§ Your instructions:
Scan the data. Collect each line that contains the word "использование".

## BEGIN Items

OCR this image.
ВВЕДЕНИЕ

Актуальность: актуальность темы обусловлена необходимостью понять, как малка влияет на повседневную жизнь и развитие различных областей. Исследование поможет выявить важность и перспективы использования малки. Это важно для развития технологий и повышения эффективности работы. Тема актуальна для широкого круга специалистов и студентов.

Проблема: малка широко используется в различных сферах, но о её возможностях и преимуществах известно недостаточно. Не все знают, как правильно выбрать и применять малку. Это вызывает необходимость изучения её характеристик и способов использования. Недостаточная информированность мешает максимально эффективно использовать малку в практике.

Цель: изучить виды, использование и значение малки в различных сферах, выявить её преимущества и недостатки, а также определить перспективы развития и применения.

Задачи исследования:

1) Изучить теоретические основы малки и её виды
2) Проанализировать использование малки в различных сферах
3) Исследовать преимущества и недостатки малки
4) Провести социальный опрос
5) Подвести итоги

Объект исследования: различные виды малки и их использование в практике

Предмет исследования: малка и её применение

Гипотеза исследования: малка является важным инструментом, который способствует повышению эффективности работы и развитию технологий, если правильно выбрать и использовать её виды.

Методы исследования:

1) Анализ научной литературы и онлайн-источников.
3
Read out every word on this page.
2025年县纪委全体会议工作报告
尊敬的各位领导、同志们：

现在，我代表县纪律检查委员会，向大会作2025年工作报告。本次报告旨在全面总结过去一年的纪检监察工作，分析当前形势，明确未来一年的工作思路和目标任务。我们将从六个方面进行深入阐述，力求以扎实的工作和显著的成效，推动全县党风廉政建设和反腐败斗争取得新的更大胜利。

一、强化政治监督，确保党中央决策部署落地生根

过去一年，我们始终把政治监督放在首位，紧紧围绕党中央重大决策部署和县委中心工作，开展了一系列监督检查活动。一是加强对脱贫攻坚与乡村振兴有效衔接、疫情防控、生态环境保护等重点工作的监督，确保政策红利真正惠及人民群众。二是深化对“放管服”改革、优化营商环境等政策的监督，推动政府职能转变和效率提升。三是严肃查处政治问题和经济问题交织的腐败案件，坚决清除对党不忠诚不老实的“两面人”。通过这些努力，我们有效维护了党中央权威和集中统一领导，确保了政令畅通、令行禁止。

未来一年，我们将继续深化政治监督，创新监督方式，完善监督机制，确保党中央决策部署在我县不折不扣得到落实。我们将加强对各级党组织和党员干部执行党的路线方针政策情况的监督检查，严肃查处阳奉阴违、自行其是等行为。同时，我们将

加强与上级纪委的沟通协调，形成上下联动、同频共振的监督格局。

## END Items

§ Result of this task:
Цель: изучить виды, использование и значение малки в различных сферах, выявить её преимущества и недостатки, а также определить перспективы развития и применения.
2) Проанализировать использование малки в различных сферах
Объект исследования: различные виды малки и их использование в практике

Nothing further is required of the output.